begin Given records

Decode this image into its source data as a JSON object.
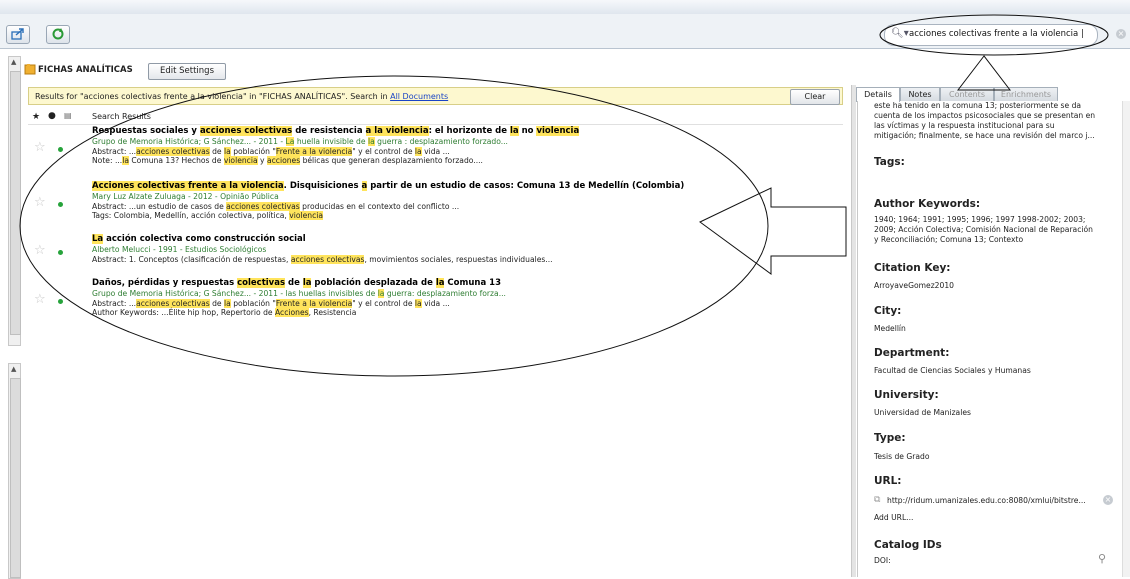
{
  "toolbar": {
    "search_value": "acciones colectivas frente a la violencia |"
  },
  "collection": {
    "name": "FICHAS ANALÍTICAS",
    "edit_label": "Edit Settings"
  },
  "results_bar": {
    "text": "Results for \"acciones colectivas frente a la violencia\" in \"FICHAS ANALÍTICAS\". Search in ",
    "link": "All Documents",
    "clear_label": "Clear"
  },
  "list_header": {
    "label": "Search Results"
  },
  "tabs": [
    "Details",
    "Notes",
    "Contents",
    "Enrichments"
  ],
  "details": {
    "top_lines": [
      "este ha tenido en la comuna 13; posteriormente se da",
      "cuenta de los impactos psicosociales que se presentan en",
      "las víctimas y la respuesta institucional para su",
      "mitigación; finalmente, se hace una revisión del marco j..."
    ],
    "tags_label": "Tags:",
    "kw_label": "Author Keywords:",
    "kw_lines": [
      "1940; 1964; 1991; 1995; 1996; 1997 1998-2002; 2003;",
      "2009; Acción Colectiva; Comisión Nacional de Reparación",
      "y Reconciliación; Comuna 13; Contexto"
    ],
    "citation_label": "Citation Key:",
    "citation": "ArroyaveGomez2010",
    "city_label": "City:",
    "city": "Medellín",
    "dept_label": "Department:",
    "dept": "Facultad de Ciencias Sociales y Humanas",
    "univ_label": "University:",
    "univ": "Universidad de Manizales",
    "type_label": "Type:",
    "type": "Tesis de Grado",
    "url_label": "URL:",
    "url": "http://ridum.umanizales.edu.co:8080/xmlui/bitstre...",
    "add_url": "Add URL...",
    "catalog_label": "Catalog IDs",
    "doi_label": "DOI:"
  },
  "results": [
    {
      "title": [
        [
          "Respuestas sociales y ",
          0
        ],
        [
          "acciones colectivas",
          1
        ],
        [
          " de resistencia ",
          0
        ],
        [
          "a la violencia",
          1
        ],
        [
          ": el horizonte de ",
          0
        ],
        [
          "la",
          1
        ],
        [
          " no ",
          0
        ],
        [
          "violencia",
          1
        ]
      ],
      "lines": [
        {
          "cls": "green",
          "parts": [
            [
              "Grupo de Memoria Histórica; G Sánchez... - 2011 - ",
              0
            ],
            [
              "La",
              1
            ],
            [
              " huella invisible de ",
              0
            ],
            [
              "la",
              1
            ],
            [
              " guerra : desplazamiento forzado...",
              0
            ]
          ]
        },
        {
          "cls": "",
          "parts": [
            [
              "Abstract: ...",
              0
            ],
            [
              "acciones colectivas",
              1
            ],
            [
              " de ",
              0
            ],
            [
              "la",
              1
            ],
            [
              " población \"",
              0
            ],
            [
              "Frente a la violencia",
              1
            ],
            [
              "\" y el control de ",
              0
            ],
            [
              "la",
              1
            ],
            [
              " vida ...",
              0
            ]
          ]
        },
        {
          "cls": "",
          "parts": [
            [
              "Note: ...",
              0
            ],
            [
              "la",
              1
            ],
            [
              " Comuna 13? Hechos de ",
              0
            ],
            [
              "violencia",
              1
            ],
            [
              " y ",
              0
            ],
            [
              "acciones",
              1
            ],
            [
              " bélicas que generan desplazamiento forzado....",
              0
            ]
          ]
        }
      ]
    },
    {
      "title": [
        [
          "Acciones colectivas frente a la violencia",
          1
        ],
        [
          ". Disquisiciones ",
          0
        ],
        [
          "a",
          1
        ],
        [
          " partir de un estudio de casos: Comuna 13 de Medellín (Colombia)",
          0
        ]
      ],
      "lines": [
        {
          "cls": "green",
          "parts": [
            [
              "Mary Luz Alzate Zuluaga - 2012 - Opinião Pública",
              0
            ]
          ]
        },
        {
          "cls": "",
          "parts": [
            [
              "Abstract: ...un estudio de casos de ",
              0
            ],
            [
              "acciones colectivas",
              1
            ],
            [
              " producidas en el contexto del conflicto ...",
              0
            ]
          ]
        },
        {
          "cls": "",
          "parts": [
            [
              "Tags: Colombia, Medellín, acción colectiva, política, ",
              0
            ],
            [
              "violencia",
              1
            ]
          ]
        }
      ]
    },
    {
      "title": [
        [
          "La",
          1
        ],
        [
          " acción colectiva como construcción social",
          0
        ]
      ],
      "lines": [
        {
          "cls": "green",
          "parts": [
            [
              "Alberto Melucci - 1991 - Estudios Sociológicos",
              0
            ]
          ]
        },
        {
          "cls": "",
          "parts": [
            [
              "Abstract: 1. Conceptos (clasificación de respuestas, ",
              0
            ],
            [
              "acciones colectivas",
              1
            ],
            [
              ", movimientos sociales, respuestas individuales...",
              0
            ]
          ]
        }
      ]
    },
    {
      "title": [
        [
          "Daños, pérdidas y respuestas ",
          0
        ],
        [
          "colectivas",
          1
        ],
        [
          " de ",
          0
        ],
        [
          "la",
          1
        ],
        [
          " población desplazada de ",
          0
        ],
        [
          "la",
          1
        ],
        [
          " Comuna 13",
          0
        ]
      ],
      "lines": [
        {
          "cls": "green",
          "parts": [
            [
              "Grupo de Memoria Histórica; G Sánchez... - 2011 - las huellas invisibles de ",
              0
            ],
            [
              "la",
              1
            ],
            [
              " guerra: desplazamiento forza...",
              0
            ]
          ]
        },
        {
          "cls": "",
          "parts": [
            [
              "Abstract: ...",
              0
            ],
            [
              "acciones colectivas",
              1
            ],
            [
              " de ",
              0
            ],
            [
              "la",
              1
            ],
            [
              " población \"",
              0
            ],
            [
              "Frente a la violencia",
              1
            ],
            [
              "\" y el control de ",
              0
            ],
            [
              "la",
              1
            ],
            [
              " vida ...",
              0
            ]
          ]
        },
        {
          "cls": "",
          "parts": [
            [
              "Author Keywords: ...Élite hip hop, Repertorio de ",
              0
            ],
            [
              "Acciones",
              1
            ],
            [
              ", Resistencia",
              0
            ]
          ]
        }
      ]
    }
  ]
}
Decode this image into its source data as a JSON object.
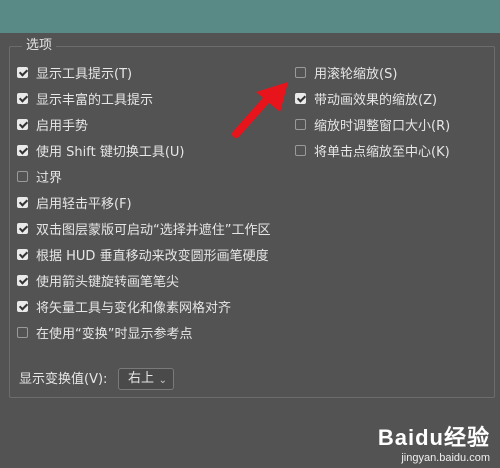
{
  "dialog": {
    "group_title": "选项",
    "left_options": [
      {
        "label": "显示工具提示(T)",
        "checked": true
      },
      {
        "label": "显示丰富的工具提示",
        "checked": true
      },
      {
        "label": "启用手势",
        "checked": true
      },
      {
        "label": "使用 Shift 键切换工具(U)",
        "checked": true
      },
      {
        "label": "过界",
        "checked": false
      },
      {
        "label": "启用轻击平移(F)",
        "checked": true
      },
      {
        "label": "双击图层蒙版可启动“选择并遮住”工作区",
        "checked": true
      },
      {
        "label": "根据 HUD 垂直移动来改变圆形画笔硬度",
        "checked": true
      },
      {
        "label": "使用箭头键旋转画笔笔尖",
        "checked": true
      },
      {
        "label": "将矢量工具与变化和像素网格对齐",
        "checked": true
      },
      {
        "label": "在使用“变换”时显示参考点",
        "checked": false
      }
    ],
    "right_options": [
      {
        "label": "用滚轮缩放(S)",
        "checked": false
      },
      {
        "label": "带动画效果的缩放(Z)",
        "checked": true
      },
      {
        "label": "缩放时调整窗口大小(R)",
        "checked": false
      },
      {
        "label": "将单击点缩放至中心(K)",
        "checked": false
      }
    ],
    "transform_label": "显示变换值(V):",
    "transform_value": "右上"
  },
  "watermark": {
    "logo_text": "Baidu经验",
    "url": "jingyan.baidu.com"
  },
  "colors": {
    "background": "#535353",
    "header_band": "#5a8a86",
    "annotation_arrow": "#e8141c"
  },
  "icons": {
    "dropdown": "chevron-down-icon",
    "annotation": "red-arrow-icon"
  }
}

end Given records

Leave out every picture and copy the rest of the records exactly.

Decode this image into its source data as a JSON object.
{
  "toolbar": {
    "search_value": "acciones colectivas frente a la violencia |"
  },
  "collection": {
    "name": "FICHAS ANALÍTICAS",
    "edit_label": "Edit Settings"
  },
  "results_bar": {
    "text": "Results for \"acciones colectivas frente a la violencia\" in \"FICHAS ANALÍTICAS\". Search in ",
    "link": "All Documents",
    "clear_label": "Clear"
  },
  "list_header": {
    "label": "Search Results"
  },
  "tabs": [
    "Details",
    "Notes",
    "Contents",
    "Enrichments"
  ],
  "details": {
    "top_lines": [
      "este ha tenido en la comuna 13; posteriormente se da",
      "cuenta de los impactos psicosociales que se presentan en",
      "las víctimas y la respuesta institucional para su",
      "mitigación; finalmente, se hace una revisión del marco j..."
    ],
    "tags_label": "Tags:",
    "kw_label": "Author Keywords:",
    "kw_lines": [
      "1940; 1964; 1991; 1995; 1996; 1997 1998-2002; 2003;",
      "2009; Acción Colectiva; Comisión Nacional de Reparación",
      "y Reconciliación; Comuna 13; Contexto"
    ],
    "citation_label": "Citation Key:",
    "citation": "ArroyaveGomez2010",
    "city_label": "City:",
    "city": "Medellín",
    "dept_label": "Department:",
    "dept": "Facultad de Ciencias Sociales y Humanas",
    "univ_label": "University:",
    "univ": "Universidad de Manizales",
    "type_label": "Type:",
    "type": "Tesis de Grado",
    "url_label": "URL:",
    "url": "http://ridum.umanizales.edu.co:8080/xmlui/bitstre...",
    "add_url": "Add URL...",
    "catalog_label": "Catalog IDs",
    "doi_label": "DOI:"
  },
  "results": [
    {
      "title": [
        [
          "Respuestas sociales y ",
          0
        ],
        [
          "acciones colectivas",
          1
        ],
        [
          " de resistencia ",
          0
        ],
        [
          "a la violencia",
          1
        ],
        [
          ": el horizonte de ",
          0
        ],
        [
          "la",
          1
        ],
        [
          " no ",
          0
        ],
        [
          "violencia",
          1
        ]
      ],
      "lines": [
        {
          "cls": "green",
          "parts": [
            [
              "Grupo de Memoria Histórica; G Sánchez... - 2011 - ",
              0
            ],
            [
              "La",
              1
            ],
            [
              " huella invisible de ",
              0
            ],
            [
              "la",
              1
            ],
            [
              " guerra : desplazamiento forzado...",
              0
            ]
          ]
        },
        {
          "cls": "",
          "parts": [
            [
              "Abstract: ...",
              0
            ],
            [
              "acciones colectivas",
              1
            ],
            [
              " de ",
              0
            ],
            [
              "la",
              1
            ],
            [
              " población \"",
              0
            ],
            [
              "Frente a la violencia",
              1
            ],
            [
              "\" y el control de ",
              0
            ],
            [
              "la",
              1
            ],
            [
              " vida ...",
              0
            ]
          ]
        },
        {
          "cls": "",
          "parts": [
            [
              "Note: ...",
              0
            ],
            [
              "la",
              1
            ],
            [
              " Comuna 13? Hechos de ",
              0
            ],
            [
              "violencia",
              1
            ],
            [
              " y ",
              0
            ],
            [
              "acciones",
              1
            ],
            [
              " bélicas que generan desplazamiento forzado....",
              0
            ]
          ]
        }
      ]
    },
    {
      "title": [
        [
          "Acciones colectivas frente a la violencia",
          1
        ],
        [
          ". Disquisiciones ",
          0
        ],
        [
          "a",
          1
        ],
        [
          " partir de un estudio de casos: Comuna 13 de Medellín (Colombia)",
          0
        ]
      ],
      "lines": [
        {
          "cls": "green",
          "parts": [
            [
              "Mary Luz Alzate Zuluaga - 2012 - Opinião Pública",
              0
            ]
          ]
        },
        {
          "cls": "",
          "parts": [
            [
              "Abstract: ...un estudio de casos de ",
              0
            ],
            [
              "acciones colectivas",
              1
            ],
            [
              " producidas en el contexto del conflicto ...",
              0
            ]
          ]
        },
        {
          "cls": "",
          "parts": [
            [
              "Tags: Colombia, Medellín, acción colectiva, política, ",
              0
            ],
            [
              "violencia",
              1
            ]
          ]
        }
      ]
    },
    {
      "title": [
        [
          "La",
          1
        ],
        [
          " acción colectiva como construcción social",
          0
        ]
      ],
      "lines": [
        {
          "cls": "green",
          "parts": [
            [
              "Alberto Melucci - 1991 - Estudios Sociológicos",
              0
            ]
          ]
        },
        {
          "cls": "",
          "parts": [
            [
              "Abstract: 1. Conceptos (clasificación de respuestas, ",
              0
            ],
            [
              "acciones colectivas",
              1
            ],
            [
              ", movimientos sociales, respuestas individuales...",
              0
            ]
          ]
        }
      ]
    },
    {
      "title": [
        [
          "Daños, pérdidas y respuestas ",
          0
        ],
        [
          "colectivas",
          1
        ],
        [
          " de ",
          0
        ],
        [
          "la",
          1
        ],
        [
          " población desplazada de ",
          0
        ],
        [
          "la",
          1
        ],
        [
          " Comuna 13",
          0
        ]
      ],
      "lines": [
        {
          "cls": "green",
          "parts": [
            [
              "Grupo de Memoria Histórica; G Sánchez... - 2011 - las huellas invisibles de ",
              0
            ],
            [
              "la",
              1
            ],
            [
              " guerra: desplazamiento forza...",
              0
            ]
          ]
        },
        {
          "cls": "",
          "parts": [
            [
              "Abstract: ...",
              0
            ],
            [
              "acciones colectivas",
              1
            ],
            [
              " de ",
              0
            ],
            [
              "la",
              1
            ],
            [
              " población \"",
              0
            ],
            [
              "Frente a la violencia",
              1
            ],
            [
              "\" y el control de ",
              0
            ],
            [
              "la",
              1
            ],
            [
              " vida ...",
              0
            ]
          ]
        },
        {
          "cls": "",
          "parts": [
            [
              "Author Keywords: ...Élite hip hop, Repertorio de ",
              0
            ],
            [
              "Acciones",
              1
            ],
            [
              ", Resistencia",
              0
            ]
          ]
        }
      ]
    }
  ]
}
Decode this image into its source data as a JSON object.
{
  "dialog": {
    "group_title": "选项",
    "left_options": [
      {
        "label": "显示工具提示(T)",
        "checked": true
      },
      {
        "label": "显示丰富的工具提示",
        "checked": true
      },
      {
        "label": "启用手势",
        "checked": true
      },
      {
        "label": "使用 Shift 键切换工具(U)",
        "checked": true
      },
      {
        "label": "过界",
        "checked": false
      },
      {
        "label": "启用轻击平移(F)",
        "checked": true
      },
      {
        "label": "双击图层蒙版可启动“选择并遮住”工作区",
        "checked": true
      },
      {
        "label": "根据 HUD 垂直移动来改变圆形画笔硬度",
        "checked": true
      },
      {
        "label": "使用箭头键旋转画笔笔尖",
        "checked": true
      },
      {
        "label": "将矢量工具与变化和像素网格对齐",
        "checked": true
      },
      {
        "label": "在使用“变换”时显示参考点",
        "checked": false
      }
    ],
    "right_options": [
      {
        "label": "用滚轮缩放(S)",
        "checked": false
      },
      {
        "label": "带动画效果的缩放(Z)",
        "checked": true
      },
      {
        "label": "缩放时调整窗口大小(R)",
        "checked": false
      },
      {
        "label": "将单击点缩放至中心(K)",
        "checked": false
      }
    ],
    "transform_label": "显示变换值(V):",
    "transform_value": "右上"
  },
  "watermark": {
    "logo_text": "Baidu经验",
    "url": "jingyan.baidu.com"
  },
  "colors": {
    "background": "#535353",
    "header_band": "#5a8a86",
    "annotation_arrow": "#e8141c"
  },
  "icons": {
    "dropdown": "chevron-down-icon",
    "annotation": "red-arrow-icon"
  }
}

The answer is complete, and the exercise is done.